(Extracted data entries)
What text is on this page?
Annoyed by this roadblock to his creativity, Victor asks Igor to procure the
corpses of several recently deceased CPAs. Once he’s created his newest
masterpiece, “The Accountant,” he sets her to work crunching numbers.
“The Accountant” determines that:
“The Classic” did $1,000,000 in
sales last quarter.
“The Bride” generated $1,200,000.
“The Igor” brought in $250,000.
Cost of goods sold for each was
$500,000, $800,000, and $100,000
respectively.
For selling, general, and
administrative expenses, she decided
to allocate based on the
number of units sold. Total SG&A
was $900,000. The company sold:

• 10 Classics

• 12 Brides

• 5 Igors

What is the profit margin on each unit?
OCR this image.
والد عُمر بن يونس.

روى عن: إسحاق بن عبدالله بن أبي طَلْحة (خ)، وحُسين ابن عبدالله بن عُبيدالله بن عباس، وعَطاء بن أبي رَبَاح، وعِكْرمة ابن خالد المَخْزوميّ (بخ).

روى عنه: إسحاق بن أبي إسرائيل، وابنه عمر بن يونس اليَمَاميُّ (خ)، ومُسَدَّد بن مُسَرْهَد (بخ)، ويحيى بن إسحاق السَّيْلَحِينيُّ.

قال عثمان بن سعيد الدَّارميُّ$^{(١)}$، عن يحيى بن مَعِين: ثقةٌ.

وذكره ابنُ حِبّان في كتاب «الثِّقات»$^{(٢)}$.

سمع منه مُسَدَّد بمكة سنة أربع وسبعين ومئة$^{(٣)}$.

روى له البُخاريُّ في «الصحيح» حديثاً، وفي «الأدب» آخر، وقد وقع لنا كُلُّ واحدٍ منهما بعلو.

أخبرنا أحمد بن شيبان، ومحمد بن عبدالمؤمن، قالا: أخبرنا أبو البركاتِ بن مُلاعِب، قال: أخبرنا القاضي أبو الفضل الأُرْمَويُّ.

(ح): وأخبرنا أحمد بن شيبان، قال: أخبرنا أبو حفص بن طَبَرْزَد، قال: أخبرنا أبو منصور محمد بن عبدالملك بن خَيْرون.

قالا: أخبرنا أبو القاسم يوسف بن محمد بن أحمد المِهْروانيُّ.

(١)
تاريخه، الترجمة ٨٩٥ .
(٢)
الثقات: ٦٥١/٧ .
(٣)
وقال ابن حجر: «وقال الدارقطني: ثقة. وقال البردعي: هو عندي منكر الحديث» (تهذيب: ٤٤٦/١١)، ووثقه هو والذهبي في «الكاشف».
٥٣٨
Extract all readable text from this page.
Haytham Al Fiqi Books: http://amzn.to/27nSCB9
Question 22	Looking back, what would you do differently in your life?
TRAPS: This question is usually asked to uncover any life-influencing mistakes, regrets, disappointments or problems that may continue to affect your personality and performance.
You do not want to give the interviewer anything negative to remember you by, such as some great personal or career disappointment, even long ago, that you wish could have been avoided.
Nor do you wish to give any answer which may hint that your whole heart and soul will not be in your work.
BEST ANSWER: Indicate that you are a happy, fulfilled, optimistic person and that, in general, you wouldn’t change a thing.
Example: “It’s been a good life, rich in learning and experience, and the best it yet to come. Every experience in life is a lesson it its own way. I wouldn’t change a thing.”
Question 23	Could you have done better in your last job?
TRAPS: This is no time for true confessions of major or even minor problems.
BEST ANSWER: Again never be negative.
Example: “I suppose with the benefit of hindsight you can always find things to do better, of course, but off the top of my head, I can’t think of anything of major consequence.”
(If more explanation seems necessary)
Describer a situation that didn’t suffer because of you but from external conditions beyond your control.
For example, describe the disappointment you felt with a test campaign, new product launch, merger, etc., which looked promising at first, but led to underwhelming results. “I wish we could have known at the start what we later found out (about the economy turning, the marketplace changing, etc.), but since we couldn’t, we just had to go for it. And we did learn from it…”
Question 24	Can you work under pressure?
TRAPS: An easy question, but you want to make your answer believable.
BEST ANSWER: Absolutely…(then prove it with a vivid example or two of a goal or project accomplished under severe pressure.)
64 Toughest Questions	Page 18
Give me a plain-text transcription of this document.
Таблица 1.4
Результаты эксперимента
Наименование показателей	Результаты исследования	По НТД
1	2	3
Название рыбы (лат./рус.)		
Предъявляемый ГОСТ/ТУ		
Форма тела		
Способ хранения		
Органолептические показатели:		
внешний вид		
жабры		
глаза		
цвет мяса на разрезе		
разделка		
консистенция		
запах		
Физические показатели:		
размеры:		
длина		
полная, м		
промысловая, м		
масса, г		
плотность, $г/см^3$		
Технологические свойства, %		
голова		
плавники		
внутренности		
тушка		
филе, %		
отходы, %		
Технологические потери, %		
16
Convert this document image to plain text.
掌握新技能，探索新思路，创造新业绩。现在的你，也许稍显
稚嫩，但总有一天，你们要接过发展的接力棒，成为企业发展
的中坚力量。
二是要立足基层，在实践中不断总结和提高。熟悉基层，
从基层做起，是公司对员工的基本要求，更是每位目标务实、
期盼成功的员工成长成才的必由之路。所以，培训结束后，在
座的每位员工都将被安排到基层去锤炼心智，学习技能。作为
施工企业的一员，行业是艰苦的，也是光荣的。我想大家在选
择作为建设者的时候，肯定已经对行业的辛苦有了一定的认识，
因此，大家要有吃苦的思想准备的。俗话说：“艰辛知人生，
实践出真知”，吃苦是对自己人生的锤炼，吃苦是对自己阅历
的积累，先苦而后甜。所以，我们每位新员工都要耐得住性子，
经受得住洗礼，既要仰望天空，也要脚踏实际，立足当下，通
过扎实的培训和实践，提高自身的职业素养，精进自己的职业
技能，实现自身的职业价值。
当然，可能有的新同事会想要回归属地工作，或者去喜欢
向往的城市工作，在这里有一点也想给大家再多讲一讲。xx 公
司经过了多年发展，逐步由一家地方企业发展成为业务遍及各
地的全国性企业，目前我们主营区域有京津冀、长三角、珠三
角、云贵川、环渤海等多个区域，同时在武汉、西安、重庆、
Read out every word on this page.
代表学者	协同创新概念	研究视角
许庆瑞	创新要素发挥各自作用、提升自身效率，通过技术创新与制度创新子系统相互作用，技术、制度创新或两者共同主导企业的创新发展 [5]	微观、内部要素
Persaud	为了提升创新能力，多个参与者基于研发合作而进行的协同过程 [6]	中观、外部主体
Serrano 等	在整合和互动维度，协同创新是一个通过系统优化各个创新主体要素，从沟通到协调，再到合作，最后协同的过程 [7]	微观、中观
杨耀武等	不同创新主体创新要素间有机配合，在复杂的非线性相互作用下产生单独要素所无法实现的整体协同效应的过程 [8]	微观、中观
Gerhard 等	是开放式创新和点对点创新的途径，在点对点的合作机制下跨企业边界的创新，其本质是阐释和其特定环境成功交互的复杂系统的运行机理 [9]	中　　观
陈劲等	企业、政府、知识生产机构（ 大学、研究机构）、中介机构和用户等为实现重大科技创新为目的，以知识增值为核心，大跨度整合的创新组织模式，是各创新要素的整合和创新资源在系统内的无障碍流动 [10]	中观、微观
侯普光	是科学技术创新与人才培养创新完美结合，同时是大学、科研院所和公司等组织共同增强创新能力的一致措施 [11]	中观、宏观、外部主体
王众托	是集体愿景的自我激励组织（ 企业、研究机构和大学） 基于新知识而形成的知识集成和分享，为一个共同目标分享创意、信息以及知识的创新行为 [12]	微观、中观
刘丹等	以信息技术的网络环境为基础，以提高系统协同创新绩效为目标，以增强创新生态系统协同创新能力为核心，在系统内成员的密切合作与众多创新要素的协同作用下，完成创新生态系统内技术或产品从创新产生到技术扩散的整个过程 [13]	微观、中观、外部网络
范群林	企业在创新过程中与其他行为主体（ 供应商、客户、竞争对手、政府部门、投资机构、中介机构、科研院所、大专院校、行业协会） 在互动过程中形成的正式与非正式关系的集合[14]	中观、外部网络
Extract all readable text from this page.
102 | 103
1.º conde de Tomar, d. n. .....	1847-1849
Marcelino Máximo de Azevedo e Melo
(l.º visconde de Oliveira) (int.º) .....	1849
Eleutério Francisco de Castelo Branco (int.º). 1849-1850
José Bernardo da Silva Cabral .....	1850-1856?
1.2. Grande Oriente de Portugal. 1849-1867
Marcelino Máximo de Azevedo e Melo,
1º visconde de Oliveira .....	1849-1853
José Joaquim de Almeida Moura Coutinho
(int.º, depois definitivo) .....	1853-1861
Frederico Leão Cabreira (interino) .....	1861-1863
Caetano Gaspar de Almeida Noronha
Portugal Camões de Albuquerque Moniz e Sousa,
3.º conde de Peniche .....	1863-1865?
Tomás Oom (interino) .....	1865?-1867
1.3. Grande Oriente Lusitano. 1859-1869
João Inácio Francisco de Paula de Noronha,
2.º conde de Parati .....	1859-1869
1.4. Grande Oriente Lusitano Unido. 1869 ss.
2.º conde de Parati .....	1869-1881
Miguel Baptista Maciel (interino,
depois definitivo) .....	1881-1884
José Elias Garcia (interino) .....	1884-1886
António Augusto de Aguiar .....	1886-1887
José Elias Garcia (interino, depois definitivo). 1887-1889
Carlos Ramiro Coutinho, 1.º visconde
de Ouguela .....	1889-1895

◆ SET PROBLEM:
Pick out all lines containing the string "Oriente".

◆ SOLUTION FOR THIS PROBLEM:
1.2. Grande Oriente de Portugal. 1849-1867
1.3. Grande Oriente Lusitano. 1859-1869
1.4. Grande Oriente Lusitano Unido. 1869 ss.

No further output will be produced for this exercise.